» What is asked
Reproduce every line of the records below without any changes, omitting the pictures.

» Data to use
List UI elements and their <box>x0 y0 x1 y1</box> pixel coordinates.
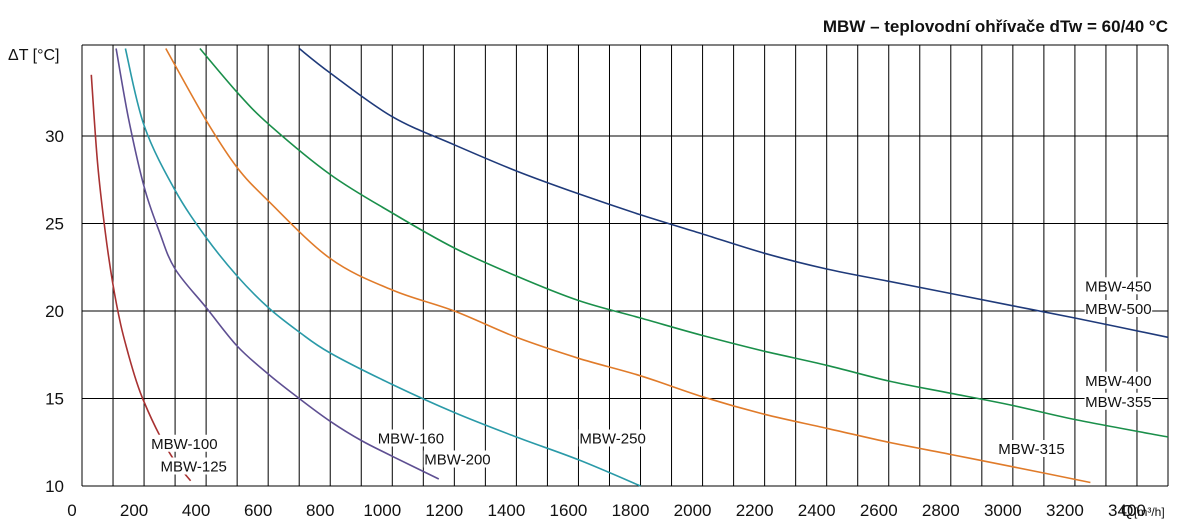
series-label-bg <box>423 450 492 468</box>
x-tick-label: 400 <box>182 501 210 520</box>
x-ticks: 0 200 400 600 800 1000 1200 1400 1600 1800 2000 220… <box>67 501 1146 520</box>
x-tick-label: 3200 <box>1046 501 1084 520</box>
x-tick-label: 1400 <box>487 501 525 520</box>
series-label: MBW-200 <box>424 452 490 469</box>
series-label: MBW-100 <box>151 436 217 453</box>
series-label: MBW-355 <box>1085 394 1151 411</box>
x-tick-label: 2400 <box>798 501 836 520</box>
series-label-bg <box>377 429 445 447</box>
series-layer <box>90 47 1169 487</box>
series-label-bg <box>1084 300 1153 317</box>
series-label-bg <box>1084 277 1153 295</box>
x-tick-label: 3400 <box>1108 501 1146 520</box>
y-axis-label: ΔT [°C] <box>8 47 59 64</box>
y-tick-label: 10 <box>45 477 64 496</box>
series-label-bg <box>1084 392 1153 410</box>
series-label-bg <box>159 457 228 475</box>
series-line-4 <box>199 47 1169 438</box>
grid <box>81 44 1169 487</box>
x-tick-label: 1600 <box>550 501 588 520</box>
y-ticks: 10 15 20 25 30 <box>45 127 64 496</box>
series-label: MBW-450 <box>1085 278 1151 295</box>
x-tick-label: 2000 <box>674 501 712 520</box>
x-tick-label: 1800 <box>612 501 650 520</box>
series-label-bg <box>997 440 1066 457</box>
series-label: MBW-160 <box>378 431 444 448</box>
y-tick-label: 20 <box>45 302 64 321</box>
y-tick-label: 15 <box>45 390 64 409</box>
x-axis-unit: [m³/h] <box>1134 505 1165 519</box>
x-tick-label: 2800 <box>922 501 960 520</box>
chart-title: MBW – teplovodní ohřívače dTw = 60/40 °C <box>823 17 1168 36</box>
x-tick-label: 2600 <box>860 501 898 520</box>
x-tick-label: 1200 <box>425 501 463 520</box>
series-label-bg <box>1084 371 1153 389</box>
series-line-5 <box>298 47 1169 339</box>
x-tick-label: 800 <box>306 501 334 520</box>
series-label-bg <box>578 429 647 447</box>
series-label: MBW-500 <box>1085 301 1151 318</box>
x-tick-label: 1000 <box>363 501 401 520</box>
series-line-3 <box>165 48 1091 484</box>
y-tick-label: 30 <box>45 127 64 146</box>
x-tick-label: 600 <box>244 501 272 520</box>
x-axis-label: Q <box>1121 503 1133 520</box>
series-line-2 <box>124 48 641 487</box>
series-label-bg <box>150 434 219 452</box>
x-tick-label: 2200 <box>736 501 774 520</box>
x-tick-label: 200 <box>120 501 148 520</box>
y-tick-label: 25 <box>45 215 64 234</box>
annotation-layer: MBW-100 MBW-125 MBW-160 MBW-200 MBW-250 MBW-3… <box>150 277 1153 476</box>
x-tick-label: 0 <box>67 501 76 520</box>
series-label: MBW-125 <box>160 459 226 476</box>
series-label: MBW-250 <box>579 431 645 448</box>
series-label: MBW-400 <box>1085 373 1151 390</box>
series-line-1 <box>115 48 440 480</box>
series-label: MBW-315 <box>998 441 1064 458</box>
x-tick-label: 3000 <box>984 501 1022 520</box>
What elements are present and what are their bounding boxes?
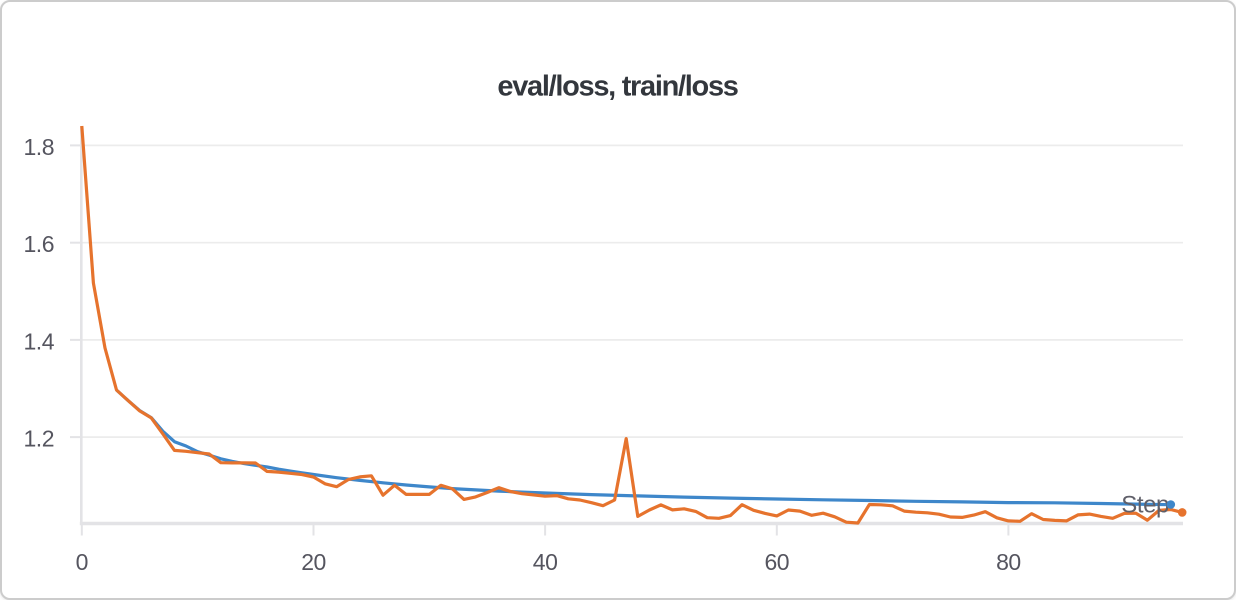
svg-text:0: 0 [76, 549, 88, 575]
svg-text:1.8: 1.8 [24, 134, 54, 160]
svg-text:Step: Step [1121, 492, 1169, 519]
svg-text:80: 80 [996, 549, 1021, 575]
svg-text:60: 60 [765, 549, 790, 575]
svg-text:40: 40 [533, 549, 558, 575]
svg-text:1.6: 1.6 [24, 231, 54, 257]
svg-text:eval/loss, train/loss: eval/loss, train/loss [497, 71, 737, 103]
svg-text:1.2: 1.2 [24, 426, 54, 452]
svg-text:1.4: 1.4 [24, 328, 55, 354]
svg-text:20: 20 [301, 549, 326, 575]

» Full answer
List UI elements and their <box>x0 y0 x1 y1</box> pixel coordinates.
series-label-bg <box>423 450 492 468</box>
x-tick-label: 400 <box>182 501 210 520</box>
x-ticks: 0 200 400 600 800 1000 1200 1400 1600 1800 2000 220… <box>67 501 1146 520</box>
x-tick-label: 3200 <box>1046 501 1084 520</box>
x-tick-label: 1400 <box>487 501 525 520</box>
series-label: MBW-200 <box>424 452 490 469</box>
series-label: MBW-100 <box>151 436 217 453</box>
series-label: MBW-355 <box>1085 394 1151 411</box>
x-tick-label: 2400 <box>798 501 836 520</box>
series-label-bg <box>377 429 445 447</box>
series-layer <box>90 47 1169 487</box>
series-label-bg <box>1084 300 1153 317</box>
series-label-bg <box>1084 277 1153 295</box>
x-tick-label: 3400 <box>1108 501 1146 520</box>
y-axis-label: ΔT [°C] <box>8 47 59 64</box>
y-tick-label: 10 <box>45 477 64 496</box>
series-label-bg <box>1084 392 1153 410</box>
series-label-bg <box>159 457 228 475</box>
series-line-4 <box>199 47 1169 438</box>
grid <box>81 44 1169 487</box>
x-tick-label: 1600 <box>550 501 588 520</box>
y-ticks: 10 15 20 25 30 <box>45 127 64 496</box>
series-label: MBW-450 <box>1085 278 1151 295</box>
x-tick-label: 2000 <box>674 501 712 520</box>
x-tick-label: 1800 <box>612 501 650 520</box>
series-label-bg <box>997 440 1066 457</box>
series-label: MBW-160 <box>378 431 444 448</box>
y-tick-label: 20 <box>45 302 64 321</box>
y-tick-label: 15 <box>45 390 64 409</box>
x-axis-unit: [m³/h] <box>1134 505 1165 519</box>
x-tick-label: 2800 <box>922 501 960 520</box>
chart-title: MBW – teplovodní ohřívače dTw = 60/40 °C <box>823 17 1168 36</box>
x-tick-label: 2600 <box>860 501 898 520</box>
x-tick-label: 1200 <box>425 501 463 520</box>
series-label-bg <box>1084 371 1153 389</box>
series-line-5 <box>298 47 1169 339</box>
x-tick-label: 800 <box>306 501 334 520</box>
series-label-bg <box>578 429 647 447</box>
series-label: MBW-500 <box>1085 301 1151 318</box>
x-tick-label: 1000 <box>363 501 401 520</box>
series-line-3 <box>165 48 1091 484</box>
y-tick-label: 30 <box>45 127 64 146</box>
x-tick-label: 600 <box>244 501 272 520</box>
x-axis-label: Q <box>1121 503 1133 520</box>
series-line-2 <box>124 48 641 487</box>
series-label-bg <box>150 434 219 452</box>
x-tick-label: 2200 <box>736 501 774 520</box>
x-tick-label: 200 <box>120 501 148 520</box>
y-tick-label: 25 <box>45 215 64 234</box>
annotation-layer: MBW-100 MBW-125 MBW-160 MBW-200 MBW-250 MBW-3… <box>150 277 1153 476</box>
x-tick-label: 0 <box>67 501 76 520</box>
series-label: MBW-125 <box>160 459 226 476</box>
series-label: MBW-250 <box>579 431 645 448</box>
series-label: MBW-400 <box>1085 373 1151 390</box>
series-line-1 <box>115 48 440 480</box>
series-label: MBW-315 <box>998 441 1064 458</box>
x-tick-label: 3000 <box>984 501 1022 520</box>
What elements are present and what are their bounding boxes?
svg-text:0: 0 [76, 549, 88, 575]
svg-text:1.8: 1.8 [24, 134, 54, 160]
svg-text:Step: Step [1121, 492, 1169, 519]
svg-text:80: 80 [996, 549, 1021, 575]
svg-text:60: 60 [765, 549, 790, 575]
svg-text:40: 40 [533, 549, 558, 575]
svg-text:1.6: 1.6 [24, 231, 54, 257]
svg-text:eval/loss, train/loss: eval/loss, train/loss [497, 71, 737, 103]
svg-text:1.2: 1.2 [24, 426, 54, 452]
svg-text:1.4: 1.4 [24, 328, 55, 354]
svg-text:20: 20 [301, 549, 326, 575]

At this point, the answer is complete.